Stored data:
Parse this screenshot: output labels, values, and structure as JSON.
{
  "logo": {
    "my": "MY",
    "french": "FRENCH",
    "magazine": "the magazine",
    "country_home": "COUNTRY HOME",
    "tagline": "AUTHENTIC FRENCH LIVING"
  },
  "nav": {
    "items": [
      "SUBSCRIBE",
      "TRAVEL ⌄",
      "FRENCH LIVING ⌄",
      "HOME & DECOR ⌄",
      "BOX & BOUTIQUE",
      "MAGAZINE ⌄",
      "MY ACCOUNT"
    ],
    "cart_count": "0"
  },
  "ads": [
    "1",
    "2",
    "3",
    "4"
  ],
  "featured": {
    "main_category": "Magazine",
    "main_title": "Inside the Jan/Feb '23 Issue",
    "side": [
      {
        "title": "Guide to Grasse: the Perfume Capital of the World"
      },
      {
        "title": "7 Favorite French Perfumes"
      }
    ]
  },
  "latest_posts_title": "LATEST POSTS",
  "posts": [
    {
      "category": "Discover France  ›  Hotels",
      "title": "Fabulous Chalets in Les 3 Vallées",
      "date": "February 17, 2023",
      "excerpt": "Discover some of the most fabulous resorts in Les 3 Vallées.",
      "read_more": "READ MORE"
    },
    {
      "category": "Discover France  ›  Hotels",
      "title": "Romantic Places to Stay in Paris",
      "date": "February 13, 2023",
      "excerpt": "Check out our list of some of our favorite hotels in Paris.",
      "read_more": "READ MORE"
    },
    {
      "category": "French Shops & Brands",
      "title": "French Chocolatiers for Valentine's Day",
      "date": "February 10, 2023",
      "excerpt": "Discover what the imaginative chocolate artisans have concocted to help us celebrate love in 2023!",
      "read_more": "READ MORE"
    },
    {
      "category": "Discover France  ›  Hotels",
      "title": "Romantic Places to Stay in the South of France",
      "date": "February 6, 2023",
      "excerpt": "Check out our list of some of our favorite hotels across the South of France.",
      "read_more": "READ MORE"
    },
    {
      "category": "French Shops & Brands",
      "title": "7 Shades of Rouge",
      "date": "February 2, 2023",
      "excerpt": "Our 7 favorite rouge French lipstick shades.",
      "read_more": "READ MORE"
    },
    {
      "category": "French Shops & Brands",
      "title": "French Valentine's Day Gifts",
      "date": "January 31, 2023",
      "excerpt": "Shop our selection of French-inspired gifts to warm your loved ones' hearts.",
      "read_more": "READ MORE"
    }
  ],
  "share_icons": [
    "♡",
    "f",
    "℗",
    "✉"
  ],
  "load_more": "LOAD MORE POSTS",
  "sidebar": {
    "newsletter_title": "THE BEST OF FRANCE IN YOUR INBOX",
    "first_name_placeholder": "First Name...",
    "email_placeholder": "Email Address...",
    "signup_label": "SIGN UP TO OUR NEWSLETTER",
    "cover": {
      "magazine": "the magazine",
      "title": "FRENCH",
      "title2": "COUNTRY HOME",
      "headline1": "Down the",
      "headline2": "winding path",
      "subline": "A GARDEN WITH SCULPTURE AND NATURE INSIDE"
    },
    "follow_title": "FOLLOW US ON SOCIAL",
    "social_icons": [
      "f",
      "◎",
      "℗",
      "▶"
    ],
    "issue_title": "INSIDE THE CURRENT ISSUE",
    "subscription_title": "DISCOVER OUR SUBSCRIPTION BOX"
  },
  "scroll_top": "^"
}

---

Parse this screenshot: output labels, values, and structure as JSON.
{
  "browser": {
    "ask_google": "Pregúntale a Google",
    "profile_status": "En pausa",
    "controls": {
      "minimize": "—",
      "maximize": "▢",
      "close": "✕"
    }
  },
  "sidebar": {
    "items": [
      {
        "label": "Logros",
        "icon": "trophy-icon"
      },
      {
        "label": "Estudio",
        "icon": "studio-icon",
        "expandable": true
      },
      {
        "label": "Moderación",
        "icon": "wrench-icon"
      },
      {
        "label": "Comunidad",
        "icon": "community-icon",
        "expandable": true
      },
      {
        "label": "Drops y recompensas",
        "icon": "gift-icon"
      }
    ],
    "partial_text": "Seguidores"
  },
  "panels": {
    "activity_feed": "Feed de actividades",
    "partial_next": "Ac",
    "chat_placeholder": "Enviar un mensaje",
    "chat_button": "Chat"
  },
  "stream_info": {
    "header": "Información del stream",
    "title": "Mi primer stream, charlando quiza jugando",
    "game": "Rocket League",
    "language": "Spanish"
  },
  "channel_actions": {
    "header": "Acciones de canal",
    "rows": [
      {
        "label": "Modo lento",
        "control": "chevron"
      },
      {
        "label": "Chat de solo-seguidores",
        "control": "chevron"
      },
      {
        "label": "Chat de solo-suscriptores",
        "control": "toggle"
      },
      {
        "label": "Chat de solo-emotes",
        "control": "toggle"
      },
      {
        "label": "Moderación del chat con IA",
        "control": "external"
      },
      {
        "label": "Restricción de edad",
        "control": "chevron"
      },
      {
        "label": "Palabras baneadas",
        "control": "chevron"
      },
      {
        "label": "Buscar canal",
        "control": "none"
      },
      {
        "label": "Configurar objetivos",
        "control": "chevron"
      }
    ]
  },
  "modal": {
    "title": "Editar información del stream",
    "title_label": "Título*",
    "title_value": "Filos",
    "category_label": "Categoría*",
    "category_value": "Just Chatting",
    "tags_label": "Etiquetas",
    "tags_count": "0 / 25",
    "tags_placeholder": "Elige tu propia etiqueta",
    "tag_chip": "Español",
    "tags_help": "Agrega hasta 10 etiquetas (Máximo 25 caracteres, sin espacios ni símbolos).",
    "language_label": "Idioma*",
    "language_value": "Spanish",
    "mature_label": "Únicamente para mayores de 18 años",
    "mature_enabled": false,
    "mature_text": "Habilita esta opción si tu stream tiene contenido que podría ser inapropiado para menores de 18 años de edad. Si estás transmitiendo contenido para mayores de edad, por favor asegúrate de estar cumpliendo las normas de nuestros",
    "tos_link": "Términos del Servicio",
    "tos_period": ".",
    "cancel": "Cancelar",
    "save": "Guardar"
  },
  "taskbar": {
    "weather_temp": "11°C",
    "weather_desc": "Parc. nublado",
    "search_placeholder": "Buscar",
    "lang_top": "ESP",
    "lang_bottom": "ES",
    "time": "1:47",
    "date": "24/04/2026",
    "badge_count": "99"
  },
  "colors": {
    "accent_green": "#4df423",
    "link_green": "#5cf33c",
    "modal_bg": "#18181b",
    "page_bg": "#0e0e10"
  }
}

* * *

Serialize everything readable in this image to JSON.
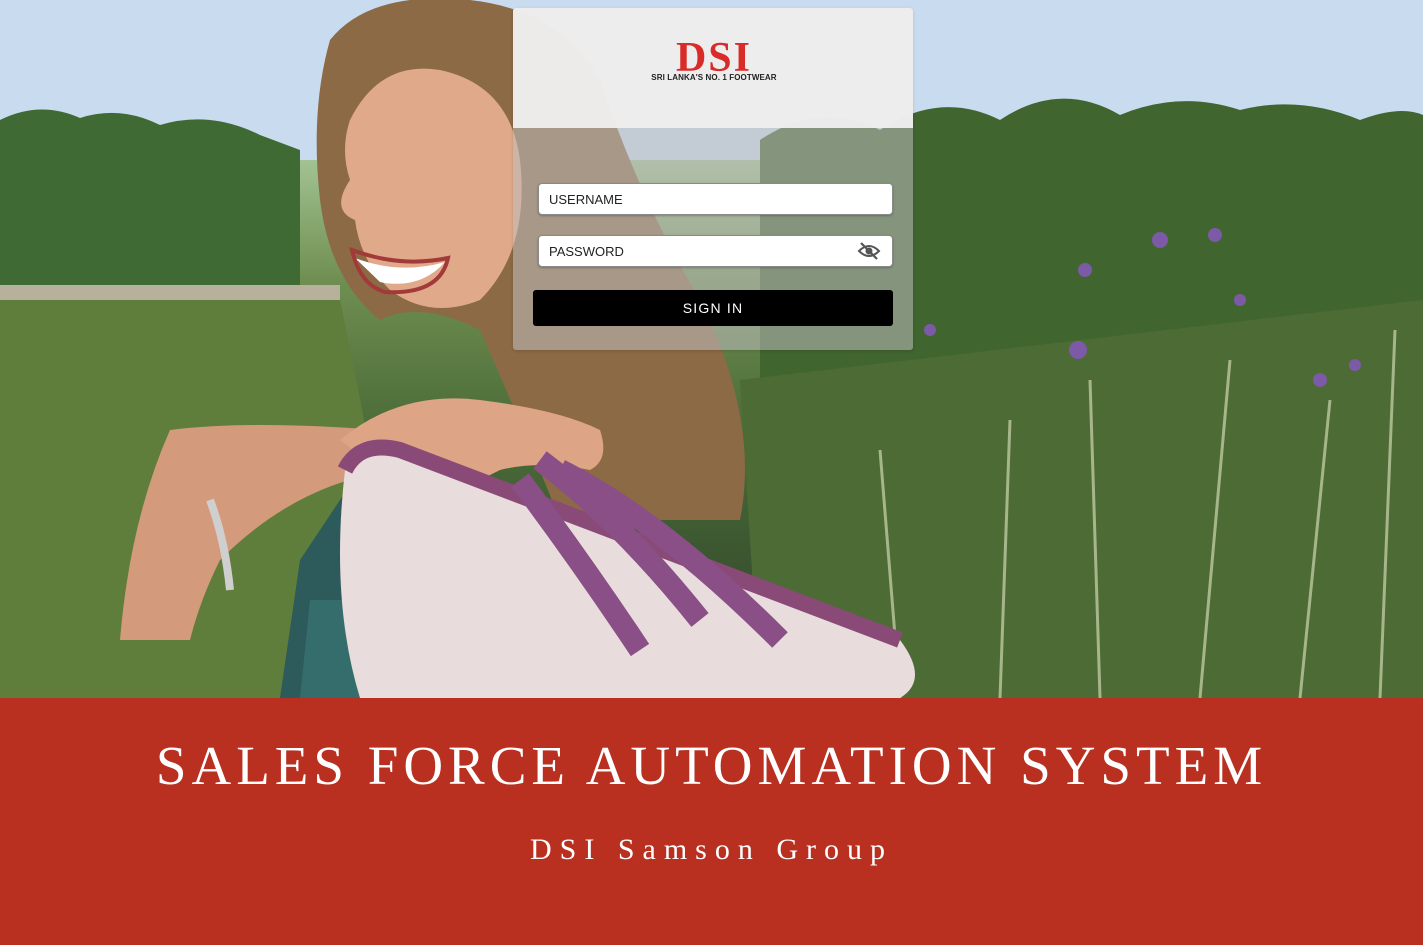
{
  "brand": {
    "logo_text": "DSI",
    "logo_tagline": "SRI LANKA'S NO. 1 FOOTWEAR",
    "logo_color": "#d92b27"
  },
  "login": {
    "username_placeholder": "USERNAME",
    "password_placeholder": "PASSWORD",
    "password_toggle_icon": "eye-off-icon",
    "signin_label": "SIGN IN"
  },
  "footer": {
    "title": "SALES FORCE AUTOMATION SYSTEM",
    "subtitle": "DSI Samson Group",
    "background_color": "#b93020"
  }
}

THE EXERCISE: Find "Paris". Copy every line it occurs in.

SOLUTION TO THE EXERCISE:
      "title": "Romantic Places to Stay in Paris",
      "excerpt": "Check out our list of some of our favorite hotels in Paris.",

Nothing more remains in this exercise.